TASK TO COMPLETE: Each line containing the word "axis" should be found and copied.

INPUT MATERIAL:
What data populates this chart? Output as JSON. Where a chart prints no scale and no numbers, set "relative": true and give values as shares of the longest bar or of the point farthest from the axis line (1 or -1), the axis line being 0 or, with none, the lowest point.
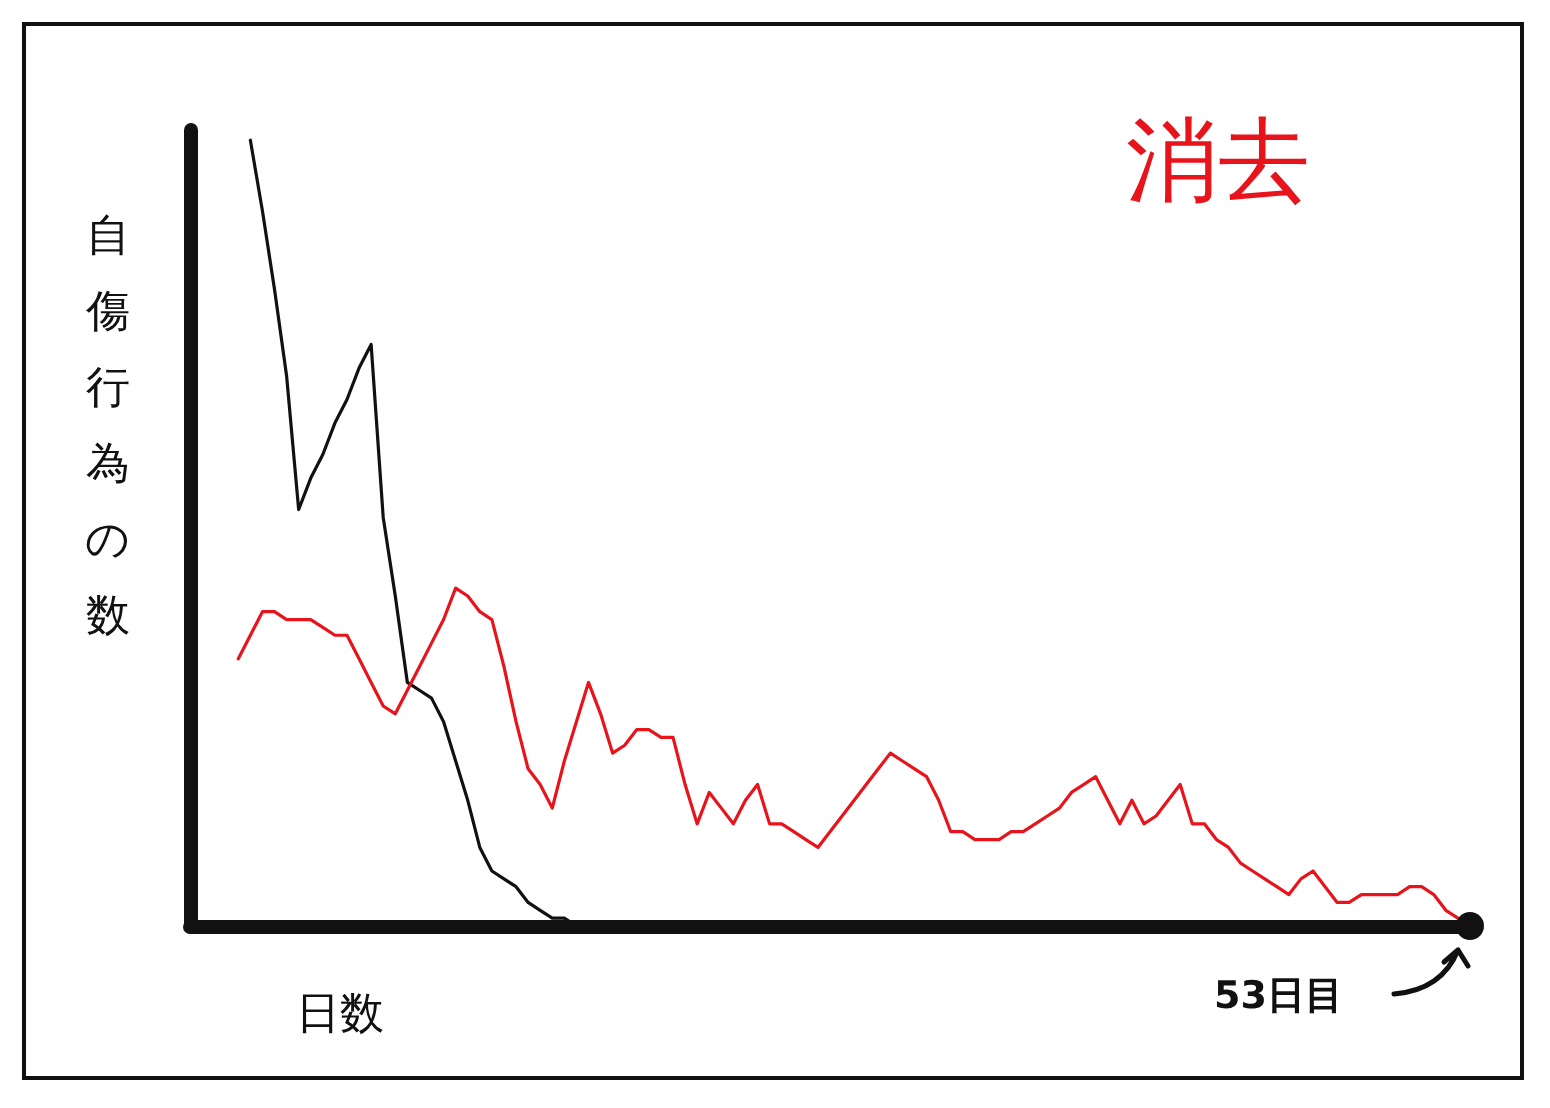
{
  "chart_data": {
    "type": "line",
    "title": "消去",
    "ylabel": "自傷行為の数",
    "xlabel": "日数",
    "relative": true,
    "grid": false,
    "marker": "none",
    "line_style": "solid",
    "annotations": [
      "53日目"
    ],
    "categories": [
      null,
      null,
      null,
      null,
      null,
      null,
      null,
      null,
      null,
      null,
      null,
      null,
      null,
      null,
      null,
      null,
      null,
      null,
      null,
      null,
      null,
      null,
      null,
      null,
      null,
      null,
      null,
      null,
      null,
      null,
      null,
      null,
      null,
      null,
      null,
      null,
      null,
      null,
      null,
      null,
      null,
      null,
      null,
      null,
      null,
      null,
      null,
      null,
      null,
      null,
      null,
      null,
      null,
      null,
      null,
      null,
      null,
      null,
      null,
      null,
      null,
      null,
      null,
      null,
      null,
      null,
      null,
      null,
      null,
      null,
      null,
      null,
      null,
      null,
      null,
      null,
      null,
      null,
      null,
      null,
      null,
      null,
      null,
      null,
      null,
      null,
      null,
      null,
      null,
      null,
      null,
      null,
      null,
      null,
      null,
      null,
      null,
      null,
      null,
      null,
      null,
      null,
      null,
      null,
      null,
      null,
      null
    ],
    "series": [
      {
        "color": "#111111",
        "values": [
          null,
          null,
          null,
          null,
          null,
          1,
          0.91,
          0.81,
          0.7,
          0.53,
          0.57,
          0.6,
          0.64,
          0.67,
          0.71,
          0.74,
          0.52,
          0.42,
          0.31,
          0.3,
          0.29,
          0.26,
          0.21,
          0.16,
          0.1,
          0.07,
          0.06,
          0.05,
          0.03,
          0.02,
          0.01,
          0.01,
          0,
          null,
          null,
          null,
          null,
          null,
          null,
          null,
          null,
          null,
          null,
          null,
          null,
          null,
          null,
          null,
          null,
          null,
          null,
          null,
          null,
          null,
          null,
          null,
          null,
          null,
          null,
          null,
          null,
          null,
          null,
          null,
          null,
          null,
          null,
          null,
          null,
          null,
          null,
          null,
          null,
          null,
          null,
          null,
          null,
          null,
          null,
          null,
          null,
          null,
          null,
          null,
          null,
          null,
          null,
          null,
          null,
          null,
          null,
          null,
          null,
          null,
          null,
          null,
          null,
          null,
          null,
          null,
          null,
          null,
          null,
          null,
          null,
          null,
          null
        ]
      },
      {
        "color": "#e8141c",
        "values": [
          null,
          null,
          null,
          null,
          0.34,
          0.37,
          0.4,
          0.4,
          0.39,
          0.39,
          0.39,
          0.38,
          0.37,
          0.37,
          0.34,
          0.31,
          0.28,
          0.27,
          0.3,
          0.33,
          0.36,
          0.39,
          0.43,
          0.42,
          0.4,
          0.39,
          0.33,
          0.26,
          0.2,
          0.18,
          0.15,
          0.21,
          0.26,
          0.31,
          0.27,
          0.22,
          0.23,
          0.25,
          0.25,
          0.24,
          0.24,
          0.18,
          0.13,
          0.17,
          0.15,
          0.13,
          0.16,
          0.18,
          0.13,
          0.13,
          0.12,
          0.11,
          0.1,
          0.12,
          0.14,
          0.16,
          0.18,
          0.2,
          0.22,
          0.21,
          0.2,
          0.19,
          0.16,
          0.12,
          0.12,
          0.11,
          0.11,
          0.11,
          0.12,
          0.12,
          0.13,
          0.14,
          0.15,
          0.17,
          0.18,
          0.19,
          0.16,
          0.13,
          0.16,
          0.13,
          0.14,
          0.16,
          0.18,
          0.13,
          0.13,
          0.11,
          0.1,
          0.08,
          0.07,
          0.06,
          0.05,
          0.04,
          0.06,
          0.07,
          0.05,
          0.03,
          0.03,
          0.04,
          0.04,
          0.04,
          0.04,
          0.05,
          0.05,
          0.04,
          0.02,
          0.01,
          null
        ]
      }
    ]
  }
}
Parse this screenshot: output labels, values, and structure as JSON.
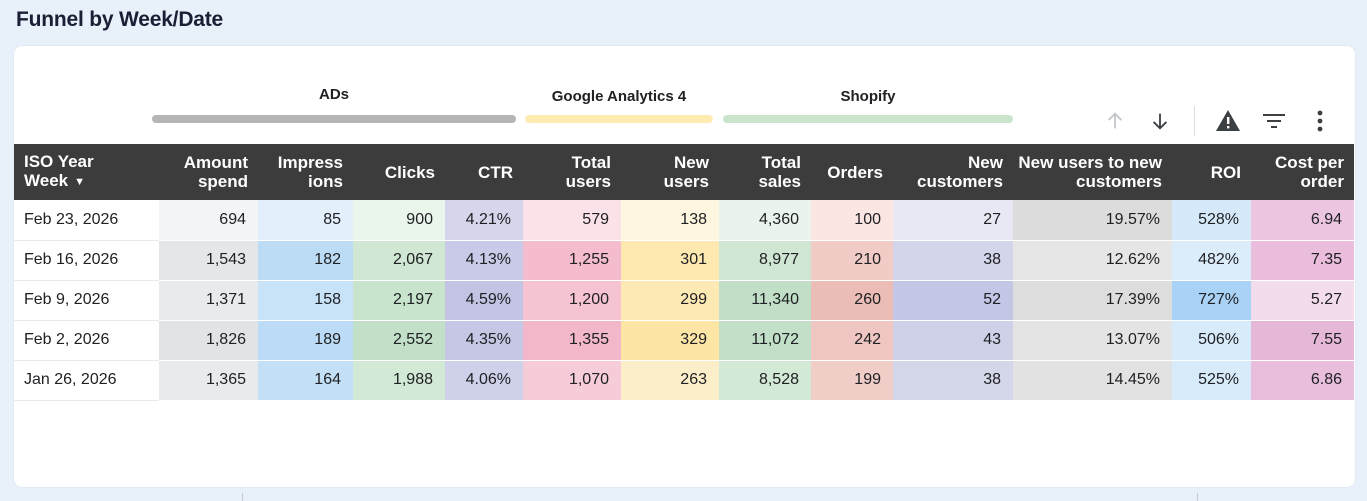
{
  "title": "Funnel by Week/Date",
  "groups": [
    {
      "label": "ADs",
      "color": "#b5b5b5"
    },
    {
      "label": "Google Analytics 4",
      "color": "#fdebb2"
    },
    {
      "label": "Shopify",
      "color": "#c9e6cc"
    }
  ],
  "toolbar": {
    "icons": [
      "arrow-up-icon",
      "arrow-down-icon",
      "warning-icon",
      "filter-icon",
      "more-vert-icon"
    ]
  },
  "table": {
    "headers": {
      "week_line1": "ISO Year",
      "week_line2": "Week",
      "amount_spend": "Amount spend",
      "impressions": "Impress ions",
      "clicks": "Clicks",
      "ctr": "CTR",
      "total_users": "Total users",
      "new_users": "New users",
      "total_sales": "Total sales",
      "orders": "Orders",
      "new_customers": "New customers",
      "new_users_to_new_customers": "New users to new customers",
      "roi": "ROI",
      "cost_per_order": "Cost per order"
    },
    "rows": [
      {
        "week": "Feb 23, 2026",
        "amount_spend": "694",
        "impressions": "85",
        "clicks": "900",
        "ctr": "4.21%",
        "total_users": "579",
        "new_users": "138",
        "total_sales": "4,360",
        "orders": "100",
        "new_customers": "27",
        "nu_to_nc": "19.57%",
        "roi": "528%",
        "cost_per_order": "6.94"
      },
      {
        "week": "Feb 16, 2026",
        "amount_spend": "1,543",
        "impressions": "182",
        "clicks": "2,067",
        "ctr": "4.13%",
        "total_users": "1,255",
        "new_users": "301",
        "total_sales": "8,977",
        "orders": "210",
        "new_customers": "38",
        "nu_to_nc": "12.62%",
        "roi": "482%",
        "cost_per_order": "7.35"
      },
      {
        "week": "Feb 9, 2026",
        "amount_spend": "1,371",
        "impressions": "158",
        "clicks": "2,197",
        "ctr": "4.59%",
        "total_users": "1,200",
        "new_users": "299",
        "total_sales": "11,340",
        "orders": "260",
        "new_customers": "52",
        "nu_to_nc": "17.39%",
        "roi": "727%",
        "cost_per_order": "5.27"
      },
      {
        "week": "Feb 2, 2026",
        "amount_spend": "1,826",
        "impressions": "189",
        "clicks": "2,552",
        "ctr": "4.35%",
        "total_users": "1,355",
        "new_users": "329",
        "total_sales": "11,072",
        "orders": "242",
        "new_customers": "43",
        "nu_to_nc": "13.07%",
        "roi": "506%",
        "cost_per_order": "7.55"
      },
      {
        "week": "Jan 26, 2026",
        "amount_spend": "1,365",
        "impressions": "164",
        "clicks": "1,988",
        "ctr": "4.06%",
        "total_users": "1,070",
        "new_users": "263",
        "total_sales": "8,528",
        "orders": "199",
        "new_customers": "38",
        "nu_to_nc": "14.45%",
        "roi": "525%",
        "cost_per_order": "6.86"
      }
    ],
    "cell_colors": [
      [
        "#f3f4f5",
        "#e3f0fb",
        "#eaf5ec",
        "#d5d6ec",
        "#fbe2e9",
        "#fff6e0",
        "#eaf4ec",
        "#fbe6e4",
        "#e7e8f3",
        "#dcdcdc",
        "#d6e9fa",
        "#ecc6e1"
      ],
      [
        "#e4e7ea",
        "#bcdcf6",
        "#cfe7d3",
        "#c9cae7",
        "#f5bccd",
        "#fde8b0",
        "#cfe6d3",
        "#f1cbc6",
        "#d3d5ea",
        "#e6e6e6",
        "#dbecfb",
        "#e9bddb"
      ],
      [
        "#e8ebed",
        "#c8e2f8",
        "#c8e4cd",
        "#c3c4e4",
        "#f6c3d2",
        "#fde9b3",
        "#c0dfc6",
        "#ecbdb7",
        "#c3c6e4",
        "#dddddd",
        "#a8d2f6",
        "#f3dcec"
      ],
      [
        "#e1e4e7",
        "#bbdbf6",
        "#c2e0c7",
        "#c6c7e5",
        "#f2b7c9",
        "#fde5a6",
        "#c2e0c8",
        "#efc6c1",
        "#ced1e8",
        "#e4e4e4",
        "#d8ebfb",
        "#e6b8d8"
      ],
      [
        "#e8ebee",
        "#c3e0f7",
        "#d2e9d6",
        "#cfd0ea",
        "#f7ccd9",
        "#fdeeca",
        "#d2e9d6",
        "#f1cdc8",
        "#d4d6ea",
        "#e2e2e2",
        "#d8ebfb",
        "#e8bedc"
      ]
    ]
  }
}
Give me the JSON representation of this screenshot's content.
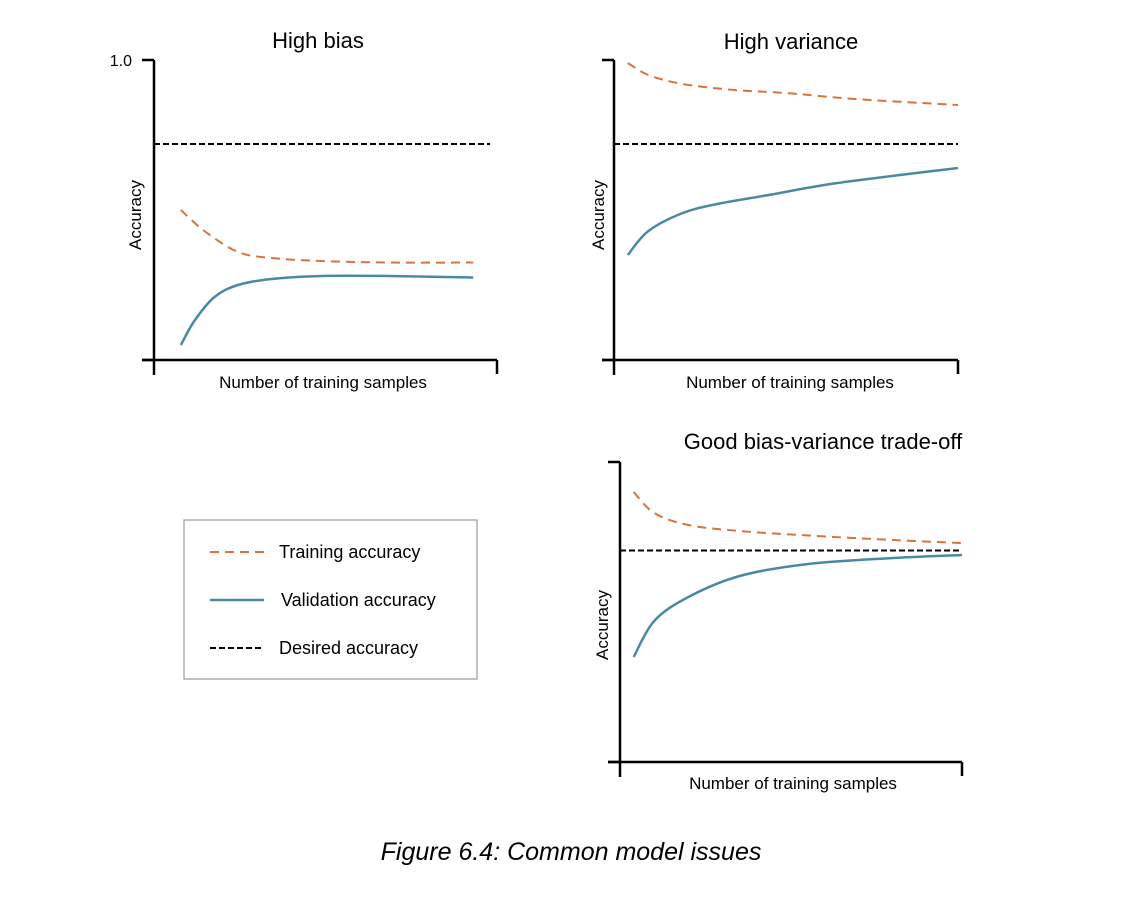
{
  "colors": {
    "training": "#d8733a",
    "validation": "#4a8aa0",
    "desired": "#000000",
    "axis": "#000000"
  },
  "legend": {
    "items": [
      {
        "key": "training",
        "label": "Training accuracy",
        "style": "dashed"
      },
      {
        "key": "validation",
        "label": "Validation accuracy",
        "style": "solid"
      },
      {
        "key": "desired",
        "label": "Desired accuracy",
        "style": "dashed"
      }
    ]
  },
  "caption": "Figure 6.4: Common model issues",
  "chart_data": [
    {
      "type": "line",
      "title": "High bias",
      "xlabel": "Number of training samples",
      "ylabel": "Accuracy",
      "ylim": [
        0,
        1.0
      ],
      "xlim": [
        0,
        1
      ],
      "yticks": [
        {
          "value": 1.0,
          "label": "1.0"
        },
        {
          "value": 0,
          "label": ""
        }
      ],
      "grid": false,
      "series": [
        {
          "key": "training",
          "name": "Training accuracy",
          "x": [
            0.08,
            0.15,
            0.25,
            0.35,
            0.5,
            0.7,
            0.95
          ],
          "y": [
            0.5,
            0.43,
            0.36,
            0.34,
            0.33,
            0.325,
            0.325
          ]
        },
        {
          "key": "validation",
          "name": "Validation accuracy",
          "x": [
            0.08,
            0.12,
            0.18,
            0.25,
            0.35,
            0.5,
            0.7,
            0.95
          ],
          "y": [
            0.05,
            0.13,
            0.21,
            0.25,
            0.27,
            0.28,
            0.28,
            0.275
          ]
        },
        {
          "key": "desired",
          "name": "Desired accuracy",
          "x": [
            0,
            1
          ],
          "y": [
            0.72,
            0.72
          ]
        }
      ]
    },
    {
      "type": "line",
      "title": "High variance",
      "xlabel": "Number of training samples",
      "ylabel": "Accuracy",
      "ylim": [
        0,
        1.0
      ],
      "xlim": [
        0,
        1
      ],
      "yticks": [
        {
          "value": 1.0,
          "label": ""
        },
        {
          "value": 0,
          "label": ""
        }
      ],
      "grid": false,
      "series": [
        {
          "key": "training",
          "name": "Training accuracy",
          "x": [
            0.04,
            0.1,
            0.2,
            0.35,
            0.5,
            0.7,
            1.0
          ],
          "y": [
            0.99,
            0.95,
            0.92,
            0.9,
            0.89,
            0.87,
            0.85
          ]
        },
        {
          "key": "validation",
          "name": "Validation accuracy",
          "x": [
            0.04,
            0.1,
            0.2,
            0.3,
            0.45,
            0.65,
            1.0
          ],
          "y": [
            0.35,
            0.43,
            0.49,
            0.52,
            0.55,
            0.59,
            0.64
          ]
        },
        {
          "key": "desired",
          "name": "Desired accuracy",
          "x": [
            0,
            1
          ],
          "y": [
            0.72,
            0.72
          ]
        }
      ]
    },
    {
      "type": "line",
      "title": "Good bias-variance trade-off",
      "xlabel": "Number of training samples",
      "ylabel": "Accuracy",
      "ylim": [
        0,
        1.0
      ],
      "xlim": [
        0,
        1
      ],
      "yticks": [
        {
          "value": 1.0,
          "label": ""
        },
        {
          "value": 0,
          "label": ""
        }
      ],
      "grid": false,
      "series": [
        {
          "key": "training",
          "name": "Training accuracy",
          "x": [
            0.04,
            0.1,
            0.2,
            0.35,
            0.55,
            0.8,
            1.0
          ],
          "y": [
            0.9,
            0.83,
            0.79,
            0.77,
            0.755,
            0.74,
            0.73
          ]
        },
        {
          "key": "validation",
          "name": "Validation accuracy",
          "x": [
            0.04,
            0.1,
            0.2,
            0.35,
            0.55,
            0.8,
            1.0
          ],
          "y": [
            0.35,
            0.47,
            0.55,
            0.62,
            0.66,
            0.68,
            0.69
          ]
        },
        {
          "key": "desired",
          "name": "Desired accuracy",
          "x": [
            0,
            1
          ],
          "y": [
            0.705,
            0.705
          ]
        }
      ]
    }
  ]
}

RESPONSE TO THE TASK:
What data populates this chart? Output as JSON. Where a chart prints no scale and no numbers, set "relative": true and give values as shares of the longest bar or of the point farthest from the axis line (1 or -1), the axis line being 0 or, with none, the lowest point.
    "axis": "#000000"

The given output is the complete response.